-- Required work --
Collect all lines from the listing that include the string "plain".

## Start

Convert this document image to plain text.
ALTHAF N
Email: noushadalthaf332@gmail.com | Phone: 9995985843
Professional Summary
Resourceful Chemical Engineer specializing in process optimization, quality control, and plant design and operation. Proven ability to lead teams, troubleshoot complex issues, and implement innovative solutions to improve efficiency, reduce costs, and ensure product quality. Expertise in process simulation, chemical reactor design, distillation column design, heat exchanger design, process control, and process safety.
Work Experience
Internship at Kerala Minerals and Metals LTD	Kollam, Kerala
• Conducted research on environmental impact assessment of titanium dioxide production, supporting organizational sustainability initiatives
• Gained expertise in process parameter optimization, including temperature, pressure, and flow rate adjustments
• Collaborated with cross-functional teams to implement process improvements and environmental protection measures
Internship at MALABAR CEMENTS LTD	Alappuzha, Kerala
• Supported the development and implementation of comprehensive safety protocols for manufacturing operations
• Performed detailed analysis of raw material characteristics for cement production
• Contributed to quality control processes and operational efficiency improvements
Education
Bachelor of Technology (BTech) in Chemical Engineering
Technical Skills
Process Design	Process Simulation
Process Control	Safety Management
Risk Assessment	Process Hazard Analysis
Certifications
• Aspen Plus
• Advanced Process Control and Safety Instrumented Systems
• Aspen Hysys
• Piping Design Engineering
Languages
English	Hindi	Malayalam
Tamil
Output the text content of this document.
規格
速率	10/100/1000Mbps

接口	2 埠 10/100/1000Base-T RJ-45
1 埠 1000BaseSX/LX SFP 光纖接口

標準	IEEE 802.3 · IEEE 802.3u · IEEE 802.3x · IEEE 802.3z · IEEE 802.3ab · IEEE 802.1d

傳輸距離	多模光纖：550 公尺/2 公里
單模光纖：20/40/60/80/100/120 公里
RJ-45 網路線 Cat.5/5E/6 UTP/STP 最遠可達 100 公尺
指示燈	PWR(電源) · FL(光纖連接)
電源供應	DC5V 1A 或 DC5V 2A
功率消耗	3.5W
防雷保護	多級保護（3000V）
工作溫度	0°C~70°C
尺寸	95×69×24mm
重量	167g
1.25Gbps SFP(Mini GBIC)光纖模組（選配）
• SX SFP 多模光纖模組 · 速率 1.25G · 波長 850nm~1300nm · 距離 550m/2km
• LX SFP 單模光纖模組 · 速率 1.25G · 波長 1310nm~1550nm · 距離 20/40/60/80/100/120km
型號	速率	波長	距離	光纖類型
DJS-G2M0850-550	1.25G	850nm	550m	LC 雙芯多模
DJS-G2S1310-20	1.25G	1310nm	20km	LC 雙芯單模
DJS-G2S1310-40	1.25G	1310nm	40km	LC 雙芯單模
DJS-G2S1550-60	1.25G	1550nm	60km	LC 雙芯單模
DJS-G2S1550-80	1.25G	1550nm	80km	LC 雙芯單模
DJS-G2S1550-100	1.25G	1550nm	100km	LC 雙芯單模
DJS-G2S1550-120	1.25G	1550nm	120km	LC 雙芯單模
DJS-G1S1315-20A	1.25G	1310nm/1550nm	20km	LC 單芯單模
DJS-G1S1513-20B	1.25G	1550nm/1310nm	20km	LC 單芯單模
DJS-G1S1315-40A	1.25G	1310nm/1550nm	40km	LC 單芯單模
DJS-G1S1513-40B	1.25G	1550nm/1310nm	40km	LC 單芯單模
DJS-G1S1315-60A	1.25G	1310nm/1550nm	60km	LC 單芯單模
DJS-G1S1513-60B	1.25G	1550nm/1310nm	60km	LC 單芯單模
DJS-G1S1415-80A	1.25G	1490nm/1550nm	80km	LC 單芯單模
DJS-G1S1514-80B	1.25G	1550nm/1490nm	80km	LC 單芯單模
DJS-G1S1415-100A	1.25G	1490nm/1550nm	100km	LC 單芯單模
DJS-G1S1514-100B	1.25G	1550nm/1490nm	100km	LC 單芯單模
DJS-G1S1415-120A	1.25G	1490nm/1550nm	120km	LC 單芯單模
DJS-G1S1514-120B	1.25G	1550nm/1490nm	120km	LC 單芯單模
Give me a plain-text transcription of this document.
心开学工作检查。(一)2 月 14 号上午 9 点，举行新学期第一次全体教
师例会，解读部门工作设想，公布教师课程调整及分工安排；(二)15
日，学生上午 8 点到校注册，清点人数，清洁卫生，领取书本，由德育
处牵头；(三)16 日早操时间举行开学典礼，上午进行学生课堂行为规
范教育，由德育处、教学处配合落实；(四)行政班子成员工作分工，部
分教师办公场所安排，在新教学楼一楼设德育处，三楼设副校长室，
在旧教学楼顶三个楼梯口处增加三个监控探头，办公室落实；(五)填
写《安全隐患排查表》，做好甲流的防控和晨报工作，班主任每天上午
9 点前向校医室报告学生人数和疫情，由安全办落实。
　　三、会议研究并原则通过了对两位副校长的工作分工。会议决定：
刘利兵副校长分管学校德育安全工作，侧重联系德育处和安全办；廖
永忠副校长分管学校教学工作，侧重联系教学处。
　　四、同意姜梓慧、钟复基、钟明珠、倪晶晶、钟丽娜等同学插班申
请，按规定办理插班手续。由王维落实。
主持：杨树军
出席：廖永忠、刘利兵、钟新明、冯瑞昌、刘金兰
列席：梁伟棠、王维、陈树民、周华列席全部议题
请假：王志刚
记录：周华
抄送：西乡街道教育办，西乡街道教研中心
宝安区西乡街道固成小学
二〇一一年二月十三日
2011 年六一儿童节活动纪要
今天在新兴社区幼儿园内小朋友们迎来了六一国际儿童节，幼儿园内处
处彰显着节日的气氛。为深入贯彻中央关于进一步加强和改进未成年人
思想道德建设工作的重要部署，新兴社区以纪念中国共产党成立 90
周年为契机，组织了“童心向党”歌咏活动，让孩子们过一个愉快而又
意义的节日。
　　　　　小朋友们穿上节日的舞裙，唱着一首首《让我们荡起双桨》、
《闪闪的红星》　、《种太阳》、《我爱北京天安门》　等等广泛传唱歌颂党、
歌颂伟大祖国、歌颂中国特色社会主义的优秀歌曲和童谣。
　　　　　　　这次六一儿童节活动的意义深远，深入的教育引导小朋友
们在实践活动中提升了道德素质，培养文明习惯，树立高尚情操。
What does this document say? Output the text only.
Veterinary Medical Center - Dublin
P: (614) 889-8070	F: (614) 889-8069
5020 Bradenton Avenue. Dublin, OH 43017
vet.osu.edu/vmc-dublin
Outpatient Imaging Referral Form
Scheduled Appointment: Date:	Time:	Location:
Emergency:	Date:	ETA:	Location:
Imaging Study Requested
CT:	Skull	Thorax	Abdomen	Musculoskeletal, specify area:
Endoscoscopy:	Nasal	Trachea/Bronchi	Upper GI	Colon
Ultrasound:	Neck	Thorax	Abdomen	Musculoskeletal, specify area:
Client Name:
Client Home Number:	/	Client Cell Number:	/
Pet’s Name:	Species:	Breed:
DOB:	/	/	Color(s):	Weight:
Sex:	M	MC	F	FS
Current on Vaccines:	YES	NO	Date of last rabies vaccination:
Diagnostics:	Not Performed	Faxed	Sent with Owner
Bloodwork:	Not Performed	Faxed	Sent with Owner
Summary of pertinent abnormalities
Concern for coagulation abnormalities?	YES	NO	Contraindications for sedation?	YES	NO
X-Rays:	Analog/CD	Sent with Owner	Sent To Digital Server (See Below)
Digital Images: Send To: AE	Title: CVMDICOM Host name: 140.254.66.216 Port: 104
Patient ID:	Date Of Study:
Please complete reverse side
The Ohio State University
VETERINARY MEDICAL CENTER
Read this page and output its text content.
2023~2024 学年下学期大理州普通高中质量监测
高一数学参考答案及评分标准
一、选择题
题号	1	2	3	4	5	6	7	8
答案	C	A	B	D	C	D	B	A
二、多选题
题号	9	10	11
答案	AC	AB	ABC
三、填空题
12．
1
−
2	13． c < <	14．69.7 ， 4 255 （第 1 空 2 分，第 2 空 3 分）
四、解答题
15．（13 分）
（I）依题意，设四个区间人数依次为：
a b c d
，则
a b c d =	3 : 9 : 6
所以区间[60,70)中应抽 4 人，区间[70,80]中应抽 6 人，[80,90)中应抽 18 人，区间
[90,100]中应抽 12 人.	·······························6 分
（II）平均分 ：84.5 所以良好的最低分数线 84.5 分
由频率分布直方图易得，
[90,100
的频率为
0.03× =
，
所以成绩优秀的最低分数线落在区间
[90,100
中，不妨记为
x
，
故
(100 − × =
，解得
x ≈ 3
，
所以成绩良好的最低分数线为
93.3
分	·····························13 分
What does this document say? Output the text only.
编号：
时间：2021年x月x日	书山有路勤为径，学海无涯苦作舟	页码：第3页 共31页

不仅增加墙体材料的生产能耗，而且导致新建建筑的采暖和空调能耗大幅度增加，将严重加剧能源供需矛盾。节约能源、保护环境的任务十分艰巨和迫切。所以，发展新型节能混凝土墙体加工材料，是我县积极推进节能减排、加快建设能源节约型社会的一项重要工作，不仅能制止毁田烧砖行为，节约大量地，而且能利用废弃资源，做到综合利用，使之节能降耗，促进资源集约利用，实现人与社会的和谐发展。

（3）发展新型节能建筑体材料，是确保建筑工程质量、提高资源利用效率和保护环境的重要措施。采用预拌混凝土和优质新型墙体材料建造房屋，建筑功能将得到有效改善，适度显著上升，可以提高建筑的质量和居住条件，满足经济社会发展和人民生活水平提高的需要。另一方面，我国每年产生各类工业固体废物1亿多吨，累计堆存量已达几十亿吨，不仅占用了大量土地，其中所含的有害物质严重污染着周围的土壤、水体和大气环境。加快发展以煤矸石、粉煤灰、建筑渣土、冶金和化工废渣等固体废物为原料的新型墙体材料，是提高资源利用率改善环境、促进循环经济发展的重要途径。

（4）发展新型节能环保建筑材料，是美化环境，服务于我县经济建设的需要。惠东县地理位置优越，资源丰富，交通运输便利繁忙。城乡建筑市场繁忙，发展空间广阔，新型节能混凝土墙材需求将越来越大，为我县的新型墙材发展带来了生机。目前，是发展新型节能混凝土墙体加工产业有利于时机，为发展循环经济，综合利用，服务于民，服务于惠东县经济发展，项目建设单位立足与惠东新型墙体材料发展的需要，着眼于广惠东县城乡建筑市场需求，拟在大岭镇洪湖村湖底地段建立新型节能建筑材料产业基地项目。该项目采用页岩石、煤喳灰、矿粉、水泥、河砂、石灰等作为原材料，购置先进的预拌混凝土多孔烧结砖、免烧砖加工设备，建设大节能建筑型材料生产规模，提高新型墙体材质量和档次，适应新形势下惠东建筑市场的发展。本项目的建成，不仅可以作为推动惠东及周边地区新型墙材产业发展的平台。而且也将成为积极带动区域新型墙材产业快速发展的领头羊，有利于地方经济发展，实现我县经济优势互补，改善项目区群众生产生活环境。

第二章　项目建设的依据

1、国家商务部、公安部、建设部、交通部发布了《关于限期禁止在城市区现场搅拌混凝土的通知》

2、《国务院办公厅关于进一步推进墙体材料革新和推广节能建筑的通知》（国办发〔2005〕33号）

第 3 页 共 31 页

## End

-- Solution below --
Convert this document image to plain text.
Give me a plain-text transcription of this document.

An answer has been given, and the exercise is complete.